GOAL
Give, as a bare number, the count of lines that contain the word "rest".

(Figure record extracts)
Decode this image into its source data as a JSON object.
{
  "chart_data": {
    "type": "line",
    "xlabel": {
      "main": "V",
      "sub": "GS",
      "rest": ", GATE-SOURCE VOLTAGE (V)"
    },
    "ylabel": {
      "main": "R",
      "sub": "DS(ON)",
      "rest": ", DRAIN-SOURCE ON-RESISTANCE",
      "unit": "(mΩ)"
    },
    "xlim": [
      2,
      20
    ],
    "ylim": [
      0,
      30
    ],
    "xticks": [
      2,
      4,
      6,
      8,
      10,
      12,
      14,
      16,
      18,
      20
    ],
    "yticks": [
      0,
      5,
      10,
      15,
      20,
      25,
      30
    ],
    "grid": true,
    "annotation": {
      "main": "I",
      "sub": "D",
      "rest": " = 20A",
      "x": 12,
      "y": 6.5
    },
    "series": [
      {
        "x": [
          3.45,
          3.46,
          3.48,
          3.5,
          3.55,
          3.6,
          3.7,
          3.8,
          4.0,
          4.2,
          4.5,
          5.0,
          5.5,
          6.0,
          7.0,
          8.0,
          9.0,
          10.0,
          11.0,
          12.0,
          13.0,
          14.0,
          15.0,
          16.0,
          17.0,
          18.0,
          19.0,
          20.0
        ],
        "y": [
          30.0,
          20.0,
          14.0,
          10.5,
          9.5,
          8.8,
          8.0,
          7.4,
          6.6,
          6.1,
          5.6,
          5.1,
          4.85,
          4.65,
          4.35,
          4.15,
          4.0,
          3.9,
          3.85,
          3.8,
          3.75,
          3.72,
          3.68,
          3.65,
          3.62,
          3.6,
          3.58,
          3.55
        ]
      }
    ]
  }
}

SOLUTION TO THE PROBLEM
3